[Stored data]
┌──
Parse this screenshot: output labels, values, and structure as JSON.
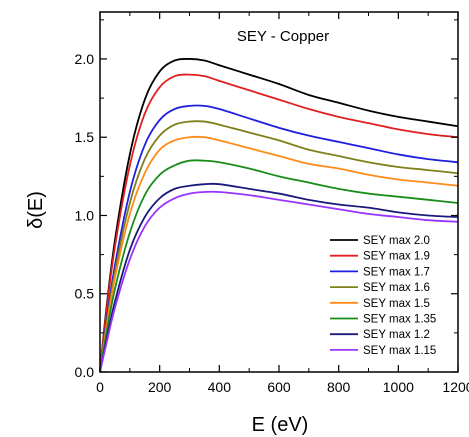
{
  "chart_data": {
    "type": "line",
    "title": "SEY - Copper",
    "xlabel": "E (eV)",
    "ylabel": "δ(E)",
    "xlim": [
      0,
      1200
    ],
    "ylim": [
      0,
      2.3
    ],
    "xticks": [
      0,
      200,
      400,
      600,
      800,
      1000,
      1200
    ],
    "xtick_labels": [
      "0",
      "200",
      "400",
      "600",
      "800",
      "1000",
      "1200"
    ],
    "yticks": [
      0.0,
      0.5,
      1.0,
      1.5,
      2.0
    ],
    "ytick_labels": [
      "0.0",
      "0.5",
      "1.0",
      "1.5",
      "2.0"
    ],
    "legend_position": "bottom-right",
    "x": [
      0,
      20,
      50,
      100,
      150,
      200,
      250,
      300,
      350,
      400,
      500,
      600,
      700,
      800,
      900,
      1000,
      1100,
      1200
    ],
    "series": [
      {
        "name": "SEY max 2.0",
        "color": "#000000",
        "values": [
          0.0,
          0.38,
          0.84,
          1.39,
          1.74,
          1.92,
          1.99,
          2.0,
          1.99,
          1.96,
          1.9,
          1.84,
          1.77,
          1.72,
          1.67,
          1.63,
          1.6,
          1.57
        ]
      },
      {
        "name": "SEY max 1.9",
        "color": "#e02020",
        "values": [
          0.0,
          0.36,
          0.8,
          1.32,
          1.65,
          1.82,
          1.89,
          1.9,
          1.89,
          1.86,
          1.8,
          1.74,
          1.68,
          1.63,
          1.59,
          1.55,
          1.52,
          1.5
        ]
      },
      {
        "name": "SEY max 1.7",
        "color": "#1f1fe0",
        "values": [
          0.0,
          0.3,
          0.68,
          1.15,
          1.45,
          1.61,
          1.68,
          1.7,
          1.7,
          1.68,
          1.62,
          1.56,
          1.51,
          1.47,
          1.43,
          1.39,
          1.36,
          1.34
        ]
      },
      {
        "name": "SEY max 1.6",
        "color": "#80801a",
        "values": [
          0.0,
          0.28,
          0.64,
          1.08,
          1.36,
          1.51,
          1.58,
          1.6,
          1.6,
          1.58,
          1.53,
          1.48,
          1.42,
          1.38,
          1.34,
          1.31,
          1.29,
          1.27
        ]
      },
      {
        "name": "SEY max 1.5",
        "color": "#ff8c1a",
        "values": [
          0.0,
          0.26,
          0.6,
          1.01,
          1.27,
          1.42,
          1.48,
          1.5,
          1.5,
          1.48,
          1.43,
          1.38,
          1.33,
          1.3,
          1.26,
          1.23,
          1.21,
          1.19
        ]
      },
      {
        "name": "SEY max 1.35",
        "color": "#1a8c1a",
        "values": [
          0.0,
          0.23,
          0.53,
          0.89,
          1.13,
          1.26,
          1.32,
          1.35,
          1.35,
          1.34,
          1.3,
          1.25,
          1.21,
          1.17,
          1.14,
          1.12,
          1.1,
          1.08
        ]
      },
      {
        "name": "SEY max 1.2",
        "color": "#1a1a7a",
        "values": [
          0.0,
          0.19,
          0.45,
          0.78,
          0.99,
          1.11,
          1.17,
          1.19,
          1.2,
          1.2,
          1.17,
          1.14,
          1.1,
          1.07,
          1.05,
          1.02,
          1.0,
          0.99
        ]
      },
      {
        "name": "SEY max 1.15",
        "color": "#9933ff",
        "values": [
          0.0,
          0.17,
          0.41,
          0.72,
          0.93,
          1.05,
          1.11,
          1.14,
          1.15,
          1.15,
          1.13,
          1.1,
          1.07,
          1.04,
          1.01,
          0.99,
          0.97,
          0.96
        ]
      }
    ]
  }
}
└──
> [Exercise directions]:
Copy out every line holding the string "color".

> [Correct response]:
        "color": "#000000",
        "color": "#e02020",
        "color": "#1f1fe0",
        "color": "#80801a",
        "color": "#ff8c1a",
        "color": "#1a8c1a",
        "color": "#1a1a7a",
        "color": "#9933ff",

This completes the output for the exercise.